> _Exercise prompt_: Only a number is wanted: how many lines in the records below contain "Show"?

------------------------------

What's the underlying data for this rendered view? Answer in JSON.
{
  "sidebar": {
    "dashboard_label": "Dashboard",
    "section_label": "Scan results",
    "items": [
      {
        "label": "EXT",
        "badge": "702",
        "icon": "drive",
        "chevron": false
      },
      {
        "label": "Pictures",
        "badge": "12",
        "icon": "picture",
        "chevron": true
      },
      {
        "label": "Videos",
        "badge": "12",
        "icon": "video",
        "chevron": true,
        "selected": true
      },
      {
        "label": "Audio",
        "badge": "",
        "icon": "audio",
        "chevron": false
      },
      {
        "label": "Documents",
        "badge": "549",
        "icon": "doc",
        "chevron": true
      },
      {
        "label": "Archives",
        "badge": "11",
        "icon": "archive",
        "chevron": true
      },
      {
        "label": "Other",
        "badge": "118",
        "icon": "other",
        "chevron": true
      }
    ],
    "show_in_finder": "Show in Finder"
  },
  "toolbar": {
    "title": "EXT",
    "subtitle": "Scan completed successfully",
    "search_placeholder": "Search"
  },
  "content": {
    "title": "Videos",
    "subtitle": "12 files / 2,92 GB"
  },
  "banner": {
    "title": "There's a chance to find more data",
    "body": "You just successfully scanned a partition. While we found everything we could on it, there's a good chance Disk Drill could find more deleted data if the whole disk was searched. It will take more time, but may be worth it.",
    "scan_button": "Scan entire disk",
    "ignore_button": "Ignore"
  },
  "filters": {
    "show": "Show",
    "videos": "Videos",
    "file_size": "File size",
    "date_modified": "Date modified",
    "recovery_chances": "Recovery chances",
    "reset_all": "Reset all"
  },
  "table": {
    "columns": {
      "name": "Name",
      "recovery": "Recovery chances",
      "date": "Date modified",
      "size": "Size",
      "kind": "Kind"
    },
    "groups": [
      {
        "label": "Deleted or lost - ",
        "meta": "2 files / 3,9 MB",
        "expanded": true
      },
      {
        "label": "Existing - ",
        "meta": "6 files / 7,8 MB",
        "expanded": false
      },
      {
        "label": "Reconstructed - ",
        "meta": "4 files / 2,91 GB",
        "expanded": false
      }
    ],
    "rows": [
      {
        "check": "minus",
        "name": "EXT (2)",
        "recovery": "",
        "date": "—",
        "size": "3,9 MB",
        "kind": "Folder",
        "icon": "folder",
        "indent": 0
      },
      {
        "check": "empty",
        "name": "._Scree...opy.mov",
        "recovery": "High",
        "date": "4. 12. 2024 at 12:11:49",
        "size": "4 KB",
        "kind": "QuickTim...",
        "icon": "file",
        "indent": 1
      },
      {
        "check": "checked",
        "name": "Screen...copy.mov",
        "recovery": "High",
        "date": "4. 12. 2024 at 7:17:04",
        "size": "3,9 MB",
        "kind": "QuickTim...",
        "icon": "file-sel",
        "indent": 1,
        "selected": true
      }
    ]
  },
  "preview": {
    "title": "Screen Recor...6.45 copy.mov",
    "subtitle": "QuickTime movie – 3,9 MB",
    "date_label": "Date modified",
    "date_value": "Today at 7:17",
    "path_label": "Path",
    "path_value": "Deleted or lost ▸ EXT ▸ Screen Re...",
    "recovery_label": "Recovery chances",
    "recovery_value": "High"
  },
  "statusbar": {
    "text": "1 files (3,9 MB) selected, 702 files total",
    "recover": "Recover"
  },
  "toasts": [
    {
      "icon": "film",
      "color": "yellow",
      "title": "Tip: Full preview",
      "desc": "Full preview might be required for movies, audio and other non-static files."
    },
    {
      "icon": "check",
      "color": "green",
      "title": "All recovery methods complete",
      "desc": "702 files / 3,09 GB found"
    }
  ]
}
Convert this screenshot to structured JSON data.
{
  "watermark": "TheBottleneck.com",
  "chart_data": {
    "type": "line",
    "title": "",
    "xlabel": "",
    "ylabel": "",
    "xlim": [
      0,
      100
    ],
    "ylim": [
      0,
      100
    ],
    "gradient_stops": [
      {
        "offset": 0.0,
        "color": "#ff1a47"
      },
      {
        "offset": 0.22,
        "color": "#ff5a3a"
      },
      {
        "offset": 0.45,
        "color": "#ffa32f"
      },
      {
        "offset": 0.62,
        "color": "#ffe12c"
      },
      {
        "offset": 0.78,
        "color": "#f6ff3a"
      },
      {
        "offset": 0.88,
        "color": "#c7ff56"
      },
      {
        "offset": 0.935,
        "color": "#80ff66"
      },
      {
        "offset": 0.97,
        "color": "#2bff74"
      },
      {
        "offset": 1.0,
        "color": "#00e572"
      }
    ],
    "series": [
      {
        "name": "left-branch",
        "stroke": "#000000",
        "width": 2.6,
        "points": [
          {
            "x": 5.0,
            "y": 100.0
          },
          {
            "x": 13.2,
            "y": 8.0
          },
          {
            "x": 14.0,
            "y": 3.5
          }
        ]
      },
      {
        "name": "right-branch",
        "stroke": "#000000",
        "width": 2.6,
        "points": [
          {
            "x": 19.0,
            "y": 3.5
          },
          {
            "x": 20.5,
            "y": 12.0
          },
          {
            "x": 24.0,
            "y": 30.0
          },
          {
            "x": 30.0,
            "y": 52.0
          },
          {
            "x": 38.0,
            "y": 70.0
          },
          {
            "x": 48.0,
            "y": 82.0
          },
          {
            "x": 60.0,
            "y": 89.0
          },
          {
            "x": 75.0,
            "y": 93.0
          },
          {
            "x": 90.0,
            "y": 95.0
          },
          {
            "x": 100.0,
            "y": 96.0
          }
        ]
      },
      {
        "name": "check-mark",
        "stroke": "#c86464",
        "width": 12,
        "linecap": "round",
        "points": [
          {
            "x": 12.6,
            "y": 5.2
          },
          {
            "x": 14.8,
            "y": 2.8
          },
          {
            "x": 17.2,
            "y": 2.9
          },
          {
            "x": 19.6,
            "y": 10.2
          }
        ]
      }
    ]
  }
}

------------------------------

> _Complete response_: 2